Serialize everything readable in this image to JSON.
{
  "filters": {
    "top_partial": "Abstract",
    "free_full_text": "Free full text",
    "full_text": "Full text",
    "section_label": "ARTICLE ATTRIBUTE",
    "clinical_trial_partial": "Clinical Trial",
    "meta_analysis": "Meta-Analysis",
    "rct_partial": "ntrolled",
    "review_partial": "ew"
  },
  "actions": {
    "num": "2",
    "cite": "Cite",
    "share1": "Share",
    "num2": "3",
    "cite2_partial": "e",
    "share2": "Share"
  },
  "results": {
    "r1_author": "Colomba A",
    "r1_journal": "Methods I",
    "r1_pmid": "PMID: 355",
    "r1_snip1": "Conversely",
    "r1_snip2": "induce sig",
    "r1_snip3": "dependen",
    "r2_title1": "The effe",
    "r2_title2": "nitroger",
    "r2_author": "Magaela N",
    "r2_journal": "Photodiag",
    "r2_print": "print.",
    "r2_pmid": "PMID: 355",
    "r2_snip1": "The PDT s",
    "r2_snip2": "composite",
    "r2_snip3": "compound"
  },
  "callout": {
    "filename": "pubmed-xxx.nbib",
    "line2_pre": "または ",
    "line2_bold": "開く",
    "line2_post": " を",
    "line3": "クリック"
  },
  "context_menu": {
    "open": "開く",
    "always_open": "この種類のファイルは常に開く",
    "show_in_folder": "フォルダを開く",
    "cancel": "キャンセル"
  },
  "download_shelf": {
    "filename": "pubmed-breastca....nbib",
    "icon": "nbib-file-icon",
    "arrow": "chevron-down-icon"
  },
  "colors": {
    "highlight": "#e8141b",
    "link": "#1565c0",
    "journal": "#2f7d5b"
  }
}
# # # #
Set exercise
Reproduce every entry shown above, precisely as it stands.

Response below
Serialize everything readable in this image to JSON.
{
  "filters": {
    "top_partial": "Abstract",
    "free_full_text": "Free full text",
    "full_text": "Full text",
    "section_label": "ARTICLE ATTRIBUTE",
    "clinical_trial_partial": "Clinical Trial",
    "meta_analysis": "Meta-Analysis",
    "rct_partial": "ntrolled",
    "review_partial": "ew"
  },
  "actions": {
    "num": "2",
    "cite": "Cite",
    "share1": "Share",
    "num2": "3",
    "cite2_partial": "e",
    "share2": "Share"
  },
  "results": {
    "r1_author": "Colomba A",
    "r1_journal": "Methods I",
    "r1_pmid": "PMID: 355",
    "r1_snip1": "Conversely",
    "r1_snip2": "induce sig",
    "r1_snip3": "dependen",
    "r2_title1": "The effe",
    "r2_title2": "nitroger",
    "r2_author": "Magaela N",
    "r2_journal": "Photodiag",
    "r2_print": "print.",
    "r2_pmid": "PMID: 355",
    "r2_snip1": "The PDT s",
    "r2_snip2": "composite",
    "r2_snip3": "compound"
  },
  "callout": {
    "filename": "pubmed-xxx.nbib",
    "line2_pre": "または ",
    "line2_bold": "開く",
    "line2_post": " を",
    "line3": "クリック"
  },
  "context_menu": {
    "open": "開く",
    "always_open": "この種類のファイルは常に開く",
    "show_in_folder": "フォルダを開く",
    "cancel": "キャンセル"
  },
  "download_shelf": {
    "filename": "pubmed-breastca....nbib",
    "icon": "nbib-file-icon",
    "arrow": "chevron-down-icon"
  },
  "colors": {
    "highlight": "#e8141b",
    "link": "#1565c0",
    "journal": "#2f7d5b"
  }
}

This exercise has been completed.